[Element boundary data]
________________

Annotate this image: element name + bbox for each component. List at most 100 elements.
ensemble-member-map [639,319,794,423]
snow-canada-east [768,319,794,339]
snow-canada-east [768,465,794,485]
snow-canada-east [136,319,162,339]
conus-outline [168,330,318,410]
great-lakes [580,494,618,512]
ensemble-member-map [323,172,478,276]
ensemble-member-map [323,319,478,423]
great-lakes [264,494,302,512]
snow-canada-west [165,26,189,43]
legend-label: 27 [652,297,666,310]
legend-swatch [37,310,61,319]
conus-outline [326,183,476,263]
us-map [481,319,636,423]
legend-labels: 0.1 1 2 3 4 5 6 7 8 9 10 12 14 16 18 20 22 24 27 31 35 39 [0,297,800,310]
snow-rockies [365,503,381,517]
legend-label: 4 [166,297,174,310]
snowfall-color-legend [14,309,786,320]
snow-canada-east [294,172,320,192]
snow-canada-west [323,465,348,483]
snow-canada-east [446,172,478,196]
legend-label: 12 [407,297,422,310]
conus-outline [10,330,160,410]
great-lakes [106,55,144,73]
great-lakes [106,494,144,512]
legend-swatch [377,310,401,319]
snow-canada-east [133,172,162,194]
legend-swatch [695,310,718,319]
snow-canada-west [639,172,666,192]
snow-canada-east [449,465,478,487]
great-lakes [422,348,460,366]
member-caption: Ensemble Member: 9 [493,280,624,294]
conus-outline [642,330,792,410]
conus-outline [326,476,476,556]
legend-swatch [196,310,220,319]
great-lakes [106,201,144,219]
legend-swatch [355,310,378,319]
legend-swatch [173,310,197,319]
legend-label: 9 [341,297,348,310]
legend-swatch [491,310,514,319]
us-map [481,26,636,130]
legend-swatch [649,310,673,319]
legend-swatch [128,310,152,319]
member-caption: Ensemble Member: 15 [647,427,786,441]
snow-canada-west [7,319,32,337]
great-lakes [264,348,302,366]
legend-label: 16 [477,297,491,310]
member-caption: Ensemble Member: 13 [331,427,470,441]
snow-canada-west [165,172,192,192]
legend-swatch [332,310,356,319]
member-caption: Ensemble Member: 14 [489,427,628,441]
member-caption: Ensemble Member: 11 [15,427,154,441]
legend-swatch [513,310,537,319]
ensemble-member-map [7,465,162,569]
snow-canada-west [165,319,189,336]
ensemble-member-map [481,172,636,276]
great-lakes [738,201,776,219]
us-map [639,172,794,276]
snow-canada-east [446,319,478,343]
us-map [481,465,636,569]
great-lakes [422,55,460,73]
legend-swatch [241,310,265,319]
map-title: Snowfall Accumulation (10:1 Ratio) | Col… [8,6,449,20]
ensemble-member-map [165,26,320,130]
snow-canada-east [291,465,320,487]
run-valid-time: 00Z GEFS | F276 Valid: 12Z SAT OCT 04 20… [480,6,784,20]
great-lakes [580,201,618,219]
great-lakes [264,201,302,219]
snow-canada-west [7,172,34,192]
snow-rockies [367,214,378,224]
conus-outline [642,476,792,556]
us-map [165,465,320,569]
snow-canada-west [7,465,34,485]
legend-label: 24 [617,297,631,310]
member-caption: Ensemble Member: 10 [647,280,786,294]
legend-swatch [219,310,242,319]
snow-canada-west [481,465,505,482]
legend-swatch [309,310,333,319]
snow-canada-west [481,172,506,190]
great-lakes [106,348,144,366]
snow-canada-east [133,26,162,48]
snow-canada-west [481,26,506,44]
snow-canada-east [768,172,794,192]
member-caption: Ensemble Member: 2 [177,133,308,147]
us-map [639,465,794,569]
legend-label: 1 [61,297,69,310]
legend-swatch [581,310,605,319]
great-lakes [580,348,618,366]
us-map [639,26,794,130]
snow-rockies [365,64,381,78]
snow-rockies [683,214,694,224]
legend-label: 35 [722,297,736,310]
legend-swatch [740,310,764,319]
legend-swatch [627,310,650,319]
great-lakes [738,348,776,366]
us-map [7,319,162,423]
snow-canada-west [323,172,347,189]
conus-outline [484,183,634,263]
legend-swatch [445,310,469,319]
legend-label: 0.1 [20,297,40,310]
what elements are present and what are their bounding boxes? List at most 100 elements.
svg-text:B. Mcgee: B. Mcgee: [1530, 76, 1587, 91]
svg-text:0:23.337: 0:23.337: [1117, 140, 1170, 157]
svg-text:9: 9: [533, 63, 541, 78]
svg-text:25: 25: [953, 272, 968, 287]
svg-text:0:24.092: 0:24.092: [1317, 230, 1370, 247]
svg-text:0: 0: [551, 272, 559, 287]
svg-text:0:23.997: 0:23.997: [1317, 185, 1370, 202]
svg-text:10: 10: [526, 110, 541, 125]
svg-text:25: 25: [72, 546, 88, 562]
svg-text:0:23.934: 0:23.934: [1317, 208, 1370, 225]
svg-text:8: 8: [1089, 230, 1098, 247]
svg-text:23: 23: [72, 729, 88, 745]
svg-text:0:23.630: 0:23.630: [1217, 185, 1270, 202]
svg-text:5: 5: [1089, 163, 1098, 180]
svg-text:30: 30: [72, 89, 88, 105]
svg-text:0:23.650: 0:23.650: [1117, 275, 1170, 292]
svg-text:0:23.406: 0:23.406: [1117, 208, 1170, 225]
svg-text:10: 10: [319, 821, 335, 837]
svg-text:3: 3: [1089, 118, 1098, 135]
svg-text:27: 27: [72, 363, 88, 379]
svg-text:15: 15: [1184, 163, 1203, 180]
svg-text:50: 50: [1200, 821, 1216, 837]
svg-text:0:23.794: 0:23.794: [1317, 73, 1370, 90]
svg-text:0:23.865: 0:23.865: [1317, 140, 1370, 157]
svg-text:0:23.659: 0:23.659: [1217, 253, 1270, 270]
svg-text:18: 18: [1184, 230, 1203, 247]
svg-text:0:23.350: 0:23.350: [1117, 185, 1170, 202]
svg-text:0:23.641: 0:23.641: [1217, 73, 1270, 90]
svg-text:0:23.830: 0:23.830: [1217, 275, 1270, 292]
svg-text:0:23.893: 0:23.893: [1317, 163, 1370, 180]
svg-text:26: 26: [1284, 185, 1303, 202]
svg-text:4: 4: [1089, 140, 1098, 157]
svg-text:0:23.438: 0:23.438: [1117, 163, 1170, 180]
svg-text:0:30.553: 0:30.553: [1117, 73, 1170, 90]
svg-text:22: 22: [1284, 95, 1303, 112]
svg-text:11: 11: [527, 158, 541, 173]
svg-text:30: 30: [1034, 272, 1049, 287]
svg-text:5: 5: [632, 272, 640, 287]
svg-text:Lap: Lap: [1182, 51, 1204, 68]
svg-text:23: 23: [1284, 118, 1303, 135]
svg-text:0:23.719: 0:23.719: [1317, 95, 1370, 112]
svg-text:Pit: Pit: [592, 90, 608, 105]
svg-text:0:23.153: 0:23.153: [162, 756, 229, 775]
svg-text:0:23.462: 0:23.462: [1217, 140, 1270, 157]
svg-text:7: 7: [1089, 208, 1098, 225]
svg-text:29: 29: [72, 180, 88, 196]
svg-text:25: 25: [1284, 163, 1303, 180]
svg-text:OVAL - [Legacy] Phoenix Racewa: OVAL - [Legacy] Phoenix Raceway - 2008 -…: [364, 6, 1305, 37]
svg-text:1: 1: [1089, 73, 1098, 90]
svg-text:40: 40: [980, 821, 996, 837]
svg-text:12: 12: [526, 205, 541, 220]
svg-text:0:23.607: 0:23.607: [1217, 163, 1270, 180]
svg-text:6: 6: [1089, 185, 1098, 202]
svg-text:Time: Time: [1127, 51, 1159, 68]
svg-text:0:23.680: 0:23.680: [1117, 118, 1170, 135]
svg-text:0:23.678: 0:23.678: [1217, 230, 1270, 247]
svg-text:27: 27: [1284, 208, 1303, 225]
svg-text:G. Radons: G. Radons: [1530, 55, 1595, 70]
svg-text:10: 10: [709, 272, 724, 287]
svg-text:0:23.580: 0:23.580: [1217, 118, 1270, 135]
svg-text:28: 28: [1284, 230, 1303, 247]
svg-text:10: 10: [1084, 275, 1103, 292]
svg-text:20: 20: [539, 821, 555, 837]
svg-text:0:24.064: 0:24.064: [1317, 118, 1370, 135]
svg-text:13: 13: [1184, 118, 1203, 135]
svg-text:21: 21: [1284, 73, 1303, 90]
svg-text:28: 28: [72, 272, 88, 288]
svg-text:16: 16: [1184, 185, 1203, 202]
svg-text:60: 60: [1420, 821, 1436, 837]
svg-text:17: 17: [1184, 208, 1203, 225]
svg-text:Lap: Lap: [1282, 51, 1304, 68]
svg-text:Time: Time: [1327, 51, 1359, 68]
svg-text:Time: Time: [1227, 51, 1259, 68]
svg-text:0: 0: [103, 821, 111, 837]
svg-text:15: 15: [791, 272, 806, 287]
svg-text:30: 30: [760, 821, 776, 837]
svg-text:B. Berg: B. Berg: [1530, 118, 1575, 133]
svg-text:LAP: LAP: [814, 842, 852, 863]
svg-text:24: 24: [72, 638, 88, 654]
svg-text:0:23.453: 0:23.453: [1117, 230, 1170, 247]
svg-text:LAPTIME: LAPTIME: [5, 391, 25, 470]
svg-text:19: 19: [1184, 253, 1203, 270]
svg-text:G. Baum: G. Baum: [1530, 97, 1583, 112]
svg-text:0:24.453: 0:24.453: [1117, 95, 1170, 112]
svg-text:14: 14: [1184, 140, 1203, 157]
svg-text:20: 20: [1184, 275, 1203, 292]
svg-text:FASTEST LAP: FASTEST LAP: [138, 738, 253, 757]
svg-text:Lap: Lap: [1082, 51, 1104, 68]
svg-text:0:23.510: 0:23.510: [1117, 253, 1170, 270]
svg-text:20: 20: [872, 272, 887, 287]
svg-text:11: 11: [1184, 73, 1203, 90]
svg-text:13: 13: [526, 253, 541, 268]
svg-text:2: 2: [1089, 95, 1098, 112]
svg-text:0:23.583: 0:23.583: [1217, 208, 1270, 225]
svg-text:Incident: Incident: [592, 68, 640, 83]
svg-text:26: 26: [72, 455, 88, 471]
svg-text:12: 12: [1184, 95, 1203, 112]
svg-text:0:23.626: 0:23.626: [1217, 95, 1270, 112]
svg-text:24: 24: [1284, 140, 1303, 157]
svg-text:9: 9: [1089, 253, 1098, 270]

________________

Aim of the exercise => Can you reproduce everything from the start of the data down to the line containing "legend-swatch [196,310,220,319]", changing "conus-outline" to "us-outline" and leaving everything else the same?

In response =>
Annotate this image: element name + bbox for each component. List at most 100 elements.
ensemble-member-map [639,319,794,423]
snow-canada-east [768,319,794,339]
snow-canada-east [768,465,794,485]
snow-canada-east [136,319,162,339]
us-outline [168,330,318,410]
great-lakes [580,494,618,512]
ensemble-member-map [323,172,478,276]
ensemble-member-map [323,319,478,423]
great-lakes [264,494,302,512]
snow-canada-west [165,26,189,43]
legend-label: 27 [652,297,666,310]
legend-swatch [37,310,61,319]
us-outline [326,183,476,263]
us-map [481,319,636,423]
legend-labels: 0.1 1 2 3 4 5 6 7 8 9 10 12 14 16 18 20 22 24 27 31 35 39 [0,297,800,310]
snow-rockies [365,503,381,517]
legend-label: 4 [166,297,174,310]
snowfall-color-legend [14,309,786,320]
snow-canada-east [294,172,320,192]
snow-canada-west [323,465,348,483]
snow-canada-east [446,172,478,196]
legend-label: 12 [407,297,422,310]
us-outline [10,330,160,410]
great-lakes [106,55,144,73]
great-lakes [106,494,144,512]
legend-swatch [377,310,401,319]
snow-canada-east [133,172,162,194]
legend-swatch [695,310,718,319]
snow-canada-west [639,172,666,192]
snow-canada-east [449,465,478,487]
great-lakes [422,348,460,366]
member-caption: Ensemble Member: 9 [493,280,624,294]
us-outline [642,330,792,410]
us-outline [326,476,476,556]
legend-swatch [196,310,220,319]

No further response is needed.